**** EXCERPTED RECORDS
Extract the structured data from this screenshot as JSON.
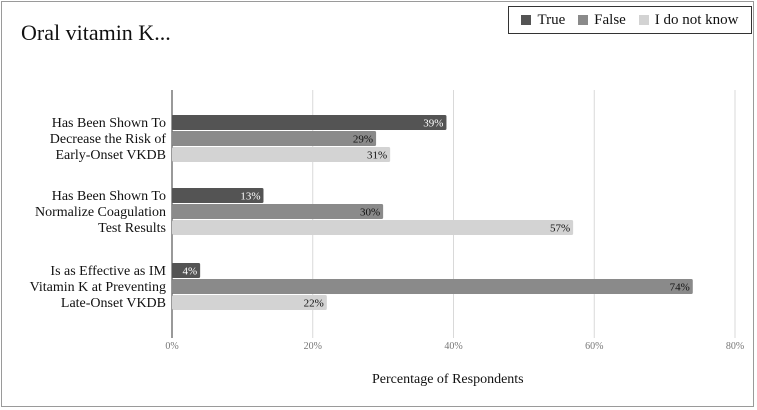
{
  "chart_data": {
    "type": "bar",
    "orientation": "horizontal",
    "title": "Oral vitamin K...",
    "xlabel": "Percentage of Respondents",
    "ylabel": "",
    "xlim": [
      0,
      80
    ],
    "xticks": [
      "0%",
      "20%",
      "40%",
      "60%",
      "80%"
    ],
    "grid": true,
    "legend_position": "top-right",
    "categories": [
      [
        "Has Been Shown To",
        "Decrease the Risk of",
        "Early-Onset VKDB"
      ],
      [
        "Has Been Shown To",
        "Normalize Coagulation",
        "Test Results"
      ],
      [
        "Is as Effective as IM",
        "Vitamin K at Preventing",
        "Late-Onset VKDB"
      ]
    ],
    "series": [
      {
        "name": "True",
        "color": "#545454",
        "label_color": "#ffffff",
        "values": [
          39,
          13,
          4
        ]
      },
      {
        "name": "False",
        "color": "#8a8a8a",
        "label_color": "#111111",
        "values": [
          29,
          30,
          74
        ]
      },
      {
        "name": "I do not know",
        "color": "#d3d3d3",
        "label_color": "#111111",
        "values": [
          31,
          57,
          22
        ]
      }
    ]
  }
}
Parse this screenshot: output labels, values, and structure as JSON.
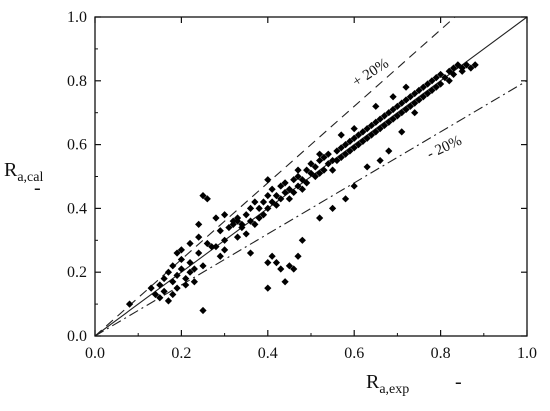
********
■ TASK BRIEF ■
Set down all the entries exactly as they appear, but skip any pictures.

■ TASK RESPONSE ■
Extract the structured data from this screenshot as JSON.
{
  "chart_data": {
    "type": "bar",
    "orientation": "horizontal",
    "title": "Oral vitamin K...",
    "xlabel": "Percentage of Respondents",
    "ylabel": "",
    "xlim": [
      0,
      80
    ],
    "xticks": [
      "0%",
      "20%",
      "40%",
      "60%",
      "80%"
    ],
    "grid": true,
    "legend_position": "top-right",
    "categories": [
      [
        "Has Been Shown To",
        "Decrease the Risk of",
        "Early-Onset VKDB"
      ],
      [
        "Has Been Shown To",
        "Normalize Coagulation",
        "Test Results"
      ],
      [
        "Is as Effective as IM",
        "Vitamin K at Preventing",
        "Late-Onset VKDB"
      ]
    ],
    "series": [
      {
        "name": "True",
        "color": "#545454",
        "label_color": "#ffffff",
        "values": [
          39,
          13,
          4
        ]
      },
      {
        "name": "False",
        "color": "#8a8a8a",
        "label_color": "#111111",
        "values": [
          29,
          30,
          74
        ]
      },
      {
        "name": "I do not know",
        "color": "#d3d3d3",
        "label_color": "#111111",
        "values": [
          31,
          57,
          22
        ]
      }
    ]
  }
}
Parse this screenshot: output labels, values, and structure as JSON.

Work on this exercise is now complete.